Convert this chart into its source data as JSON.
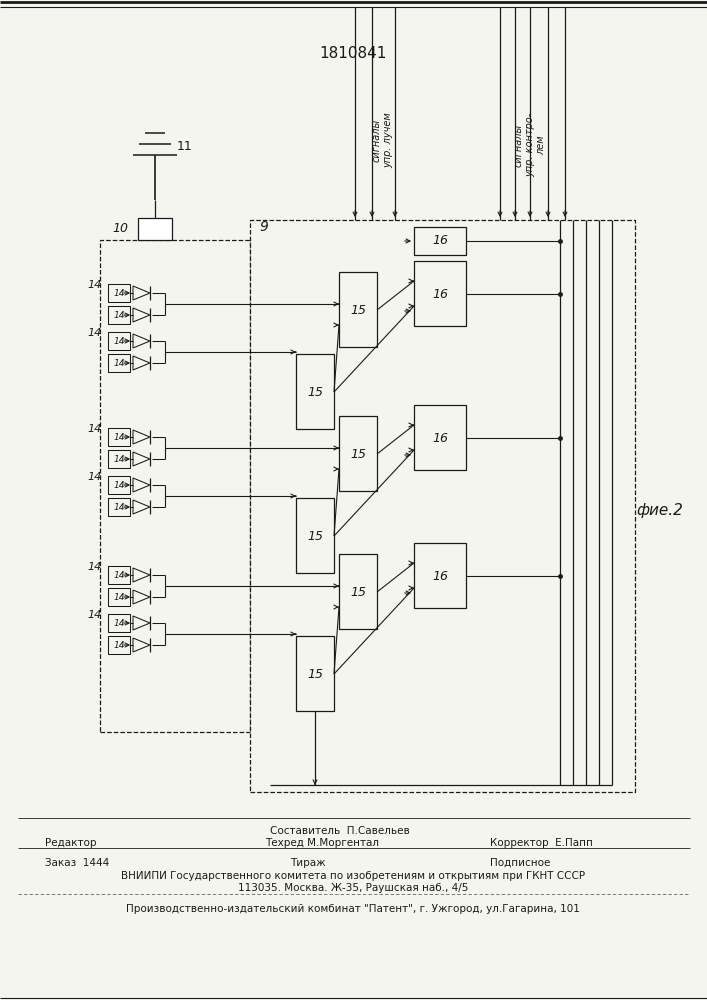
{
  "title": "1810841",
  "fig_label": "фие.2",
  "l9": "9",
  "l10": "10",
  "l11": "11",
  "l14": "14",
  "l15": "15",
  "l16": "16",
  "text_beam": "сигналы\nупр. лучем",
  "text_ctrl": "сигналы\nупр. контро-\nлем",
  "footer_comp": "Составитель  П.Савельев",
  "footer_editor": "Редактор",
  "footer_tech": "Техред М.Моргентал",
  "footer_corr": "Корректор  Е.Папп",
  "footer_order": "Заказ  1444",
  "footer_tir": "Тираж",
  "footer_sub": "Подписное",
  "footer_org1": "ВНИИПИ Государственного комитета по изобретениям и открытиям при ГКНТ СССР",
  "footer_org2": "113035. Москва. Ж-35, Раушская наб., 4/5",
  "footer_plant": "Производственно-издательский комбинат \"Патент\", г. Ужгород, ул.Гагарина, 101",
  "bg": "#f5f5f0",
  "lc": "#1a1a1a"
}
---
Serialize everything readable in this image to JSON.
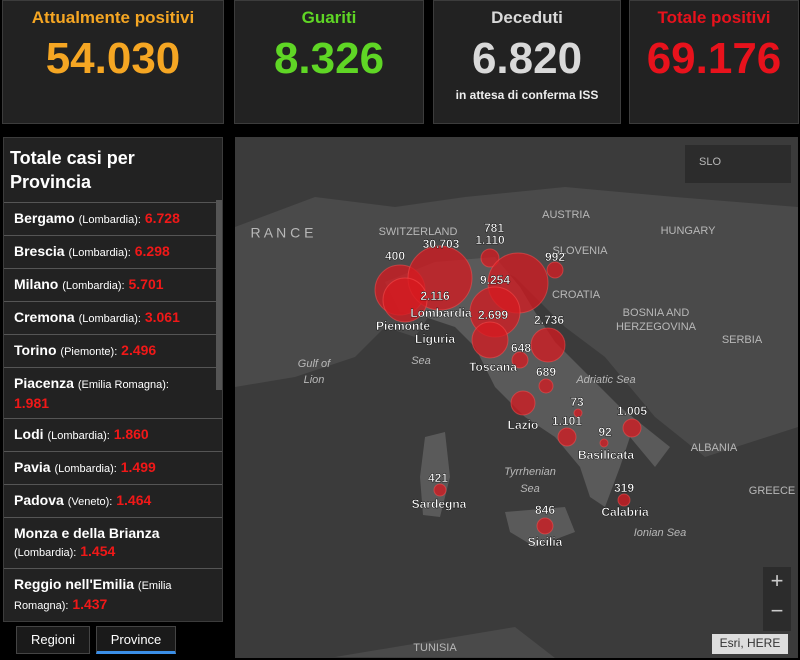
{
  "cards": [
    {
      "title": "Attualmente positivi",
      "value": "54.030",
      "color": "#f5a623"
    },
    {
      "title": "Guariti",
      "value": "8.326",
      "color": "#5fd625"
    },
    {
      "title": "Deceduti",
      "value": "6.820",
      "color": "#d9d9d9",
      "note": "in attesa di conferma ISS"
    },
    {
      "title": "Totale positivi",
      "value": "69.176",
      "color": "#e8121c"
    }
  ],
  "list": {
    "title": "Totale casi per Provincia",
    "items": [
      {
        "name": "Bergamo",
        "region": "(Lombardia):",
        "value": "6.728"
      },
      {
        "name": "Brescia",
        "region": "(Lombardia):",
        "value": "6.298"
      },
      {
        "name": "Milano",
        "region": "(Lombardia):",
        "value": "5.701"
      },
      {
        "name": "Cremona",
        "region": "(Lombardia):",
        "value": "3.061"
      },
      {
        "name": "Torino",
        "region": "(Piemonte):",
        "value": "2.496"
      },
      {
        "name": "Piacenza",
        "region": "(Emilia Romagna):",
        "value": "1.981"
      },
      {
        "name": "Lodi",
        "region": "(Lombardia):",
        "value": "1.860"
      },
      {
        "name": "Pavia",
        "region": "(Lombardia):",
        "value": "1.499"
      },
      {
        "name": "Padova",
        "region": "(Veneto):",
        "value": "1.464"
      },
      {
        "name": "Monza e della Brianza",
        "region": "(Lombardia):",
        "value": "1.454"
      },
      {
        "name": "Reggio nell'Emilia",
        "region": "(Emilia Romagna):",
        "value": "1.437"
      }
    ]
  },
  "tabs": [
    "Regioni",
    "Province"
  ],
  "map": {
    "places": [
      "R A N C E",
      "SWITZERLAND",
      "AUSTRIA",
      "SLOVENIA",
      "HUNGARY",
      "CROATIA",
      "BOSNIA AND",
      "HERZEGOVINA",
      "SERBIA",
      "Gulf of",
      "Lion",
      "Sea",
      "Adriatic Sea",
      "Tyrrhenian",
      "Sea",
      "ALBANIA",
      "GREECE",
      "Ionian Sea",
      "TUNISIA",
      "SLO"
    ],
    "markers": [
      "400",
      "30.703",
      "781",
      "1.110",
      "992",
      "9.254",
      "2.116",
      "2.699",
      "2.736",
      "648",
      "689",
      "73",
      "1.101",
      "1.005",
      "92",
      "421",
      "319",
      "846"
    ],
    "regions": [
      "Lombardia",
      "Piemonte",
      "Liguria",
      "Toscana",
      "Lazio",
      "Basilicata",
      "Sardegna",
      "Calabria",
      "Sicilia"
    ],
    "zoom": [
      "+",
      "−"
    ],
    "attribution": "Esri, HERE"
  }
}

### Directive
Report every line in the data above in which the word "color" appears.

### Final answer
      "color": "#f5a623"
      "color": "#5fd625"
      "color": "#d9d9d9",
      "color": "#e8121c"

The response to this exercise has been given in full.